Write the records out again, keeping each line exactly as it is.

----------------

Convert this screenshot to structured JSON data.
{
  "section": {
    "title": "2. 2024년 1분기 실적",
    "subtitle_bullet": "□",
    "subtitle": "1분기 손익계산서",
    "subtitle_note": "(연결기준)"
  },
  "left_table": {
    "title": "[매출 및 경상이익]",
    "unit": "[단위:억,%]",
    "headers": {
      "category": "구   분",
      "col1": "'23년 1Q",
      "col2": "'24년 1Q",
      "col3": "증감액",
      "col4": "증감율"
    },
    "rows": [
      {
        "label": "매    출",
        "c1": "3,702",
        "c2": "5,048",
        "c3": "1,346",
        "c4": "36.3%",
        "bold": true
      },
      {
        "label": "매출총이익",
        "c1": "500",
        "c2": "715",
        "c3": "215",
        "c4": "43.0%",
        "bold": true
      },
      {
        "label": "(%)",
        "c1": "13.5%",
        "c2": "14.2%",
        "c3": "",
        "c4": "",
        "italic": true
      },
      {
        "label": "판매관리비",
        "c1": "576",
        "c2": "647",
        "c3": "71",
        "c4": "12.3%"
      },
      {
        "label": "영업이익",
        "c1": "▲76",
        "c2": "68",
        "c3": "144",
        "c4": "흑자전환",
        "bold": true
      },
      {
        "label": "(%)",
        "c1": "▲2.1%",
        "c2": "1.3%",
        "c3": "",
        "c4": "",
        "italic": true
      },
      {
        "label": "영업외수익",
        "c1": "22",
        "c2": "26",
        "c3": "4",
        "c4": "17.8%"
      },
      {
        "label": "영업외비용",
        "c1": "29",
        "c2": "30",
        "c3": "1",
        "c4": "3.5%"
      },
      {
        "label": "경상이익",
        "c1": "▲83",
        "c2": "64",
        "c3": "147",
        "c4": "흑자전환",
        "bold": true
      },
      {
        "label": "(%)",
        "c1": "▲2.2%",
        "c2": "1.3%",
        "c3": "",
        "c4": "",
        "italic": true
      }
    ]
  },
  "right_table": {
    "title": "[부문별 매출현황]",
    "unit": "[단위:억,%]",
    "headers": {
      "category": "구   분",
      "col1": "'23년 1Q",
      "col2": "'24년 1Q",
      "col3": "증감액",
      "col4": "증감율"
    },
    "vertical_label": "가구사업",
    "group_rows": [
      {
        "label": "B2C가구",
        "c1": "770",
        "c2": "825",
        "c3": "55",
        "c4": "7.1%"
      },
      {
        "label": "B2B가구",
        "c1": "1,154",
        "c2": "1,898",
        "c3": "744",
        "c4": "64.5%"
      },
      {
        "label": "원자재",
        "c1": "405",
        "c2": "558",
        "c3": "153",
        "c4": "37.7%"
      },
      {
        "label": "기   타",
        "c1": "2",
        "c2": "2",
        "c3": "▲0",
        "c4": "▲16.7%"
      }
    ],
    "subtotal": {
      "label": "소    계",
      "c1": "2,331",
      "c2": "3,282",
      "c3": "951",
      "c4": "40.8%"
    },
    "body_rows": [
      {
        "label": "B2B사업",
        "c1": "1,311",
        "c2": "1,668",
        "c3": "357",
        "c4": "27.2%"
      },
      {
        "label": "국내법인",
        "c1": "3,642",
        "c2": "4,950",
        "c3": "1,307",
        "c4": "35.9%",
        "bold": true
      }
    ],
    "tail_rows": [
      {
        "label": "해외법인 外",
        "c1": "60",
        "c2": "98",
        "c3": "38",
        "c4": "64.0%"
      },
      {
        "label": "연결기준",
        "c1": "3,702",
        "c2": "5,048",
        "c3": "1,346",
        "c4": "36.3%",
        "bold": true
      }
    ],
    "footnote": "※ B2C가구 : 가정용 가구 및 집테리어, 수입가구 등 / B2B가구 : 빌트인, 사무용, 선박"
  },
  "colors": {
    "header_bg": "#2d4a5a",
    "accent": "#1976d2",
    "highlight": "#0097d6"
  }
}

----------------

→ **Answer**
Convert this screenshot to structured JSON data.
{
  "section": {
    "title": "2. 2024년 1분기 실적",
    "subtitle_bullet": "□",
    "subtitle": "1분기 손익계산서",
    "subtitle_note": "(연결기준)"
  },
  "left_table": {
    "title": "[매출 및 경상이익]",
    "unit": "[단위:억,%]",
    "headers": {
      "category": "구   분",
      "col1": "'23년 1Q",
      "col2": "'24년 1Q",
      "col3": "증감액",
      "col4": "증감율"
    },
    "rows": [
      {
        "label": "매    출",
        "c1": "3,702",
        "c2": "5,048",
        "c3": "1,346",
        "c4": "36.3%",
        "bold": true
      },
      {
        "label": "매출총이익",
        "c1": "500",
        "c2": "715",
        "c3": "215",
        "c4": "43.0%",
        "bold": true
      },
      {
        "label": "(%)",
        "c1": "13.5%",
        "c2": "14.2%",
        "c3": "",
        "c4": "",
        "italic": true
      },
      {
        "label": "판매관리비",
        "c1": "576",
        "c2": "647",
        "c3": "71",
        "c4": "12.3%"
      },
      {
        "label": "영업이익",
        "c1": "▲76",
        "c2": "68",
        "c3": "144",
        "c4": "흑자전환",
        "bold": true
      },
      {
        "label": "(%)",
        "c1": "▲2.1%",
        "c2": "1.3%",
        "c3": "",
        "c4": "",
        "italic": true
      },
      {
        "label": "영업외수익",
        "c1": "22",
        "c2": "26",
        "c3": "4",
        "c4": "17.8%"
      },
      {
        "label": "영업외비용",
        "c1": "29",
        "c2": "30",
        "c3": "1",
        "c4": "3.5%"
      },
      {
        "label": "경상이익",
        "c1": "▲83",
        "c2": "64",
        "c3": "147",
        "c4": "흑자전환",
        "bold": true
      },
      {
        "label": "(%)",
        "c1": "▲2.2%",
        "c2": "1.3%",
        "c3": "",
        "c4": "",
        "italic": true
      }
    ]
  },
  "right_table": {
    "title": "[부문별 매출현황]",
    "unit": "[단위:억,%]",
    "headers": {
      "category": "구   분",
      "col1": "'23년 1Q",
      "col2": "'24년 1Q",
      "col3": "증감액",
      "col4": "증감율"
    },
    "vertical_label": "가구사업",
    "group_rows": [
      {
        "label": "B2C가구",
        "c1": "770",
        "c2": "825",
        "c3": "55",
        "c4": "7.1%"
      },
      {
        "label": "B2B가구",
        "c1": "1,154",
        "c2": "1,898",
        "c3": "744",
        "c4": "64.5%"
      },
      {
        "label": "원자재",
        "c1": "405",
        "c2": "558",
        "c3": "153",
        "c4": "37.7%"
      },
      {
        "label": "기   타",
        "c1": "2",
        "c2": "2",
        "c3": "▲0",
        "c4": "▲16.7%"
      }
    ],
    "subtotal": {
      "label": "소    계",
      "c1": "2,331",
      "c2": "3,282",
      "c3": "951",
      "c4": "40.8%"
    },
    "body_rows": [
      {
        "label": "B2B사업",
        "c1": "1,311",
        "c2": "1,668",
        "c3": "357",
        "c4": "27.2%"
      },
      {
        "label": "국내법인",
        "c1": "3,642",
        "c2": "4,950",
        "c3": "1,307",
        "c4": "35.9%",
        "bold": true
      }
    ],
    "tail_rows": [
      {
        "label": "해외법인 外",
        "c1": "60",
        "c2": "98",
        "c3": "38",
        "c4": "64.0%"
      },
      {
        "label": "연결기준",
        "c1": "3,702",
        "c2": "5,048",
        "c3": "1,346",
        "c4": "36.3%",
        "bold": true
      }
    ],
    "footnote": "※ B2C가구 : 가정용 가구 및 집테리어, 수입가구 등 / B2B가구 : 빌트인, 사무용, 선박"
  },
  "colors": {
    "header_bg": "#2d4a5a",
    "accent": "#1976d2",
    "highlight": "#0097d6"
  }
}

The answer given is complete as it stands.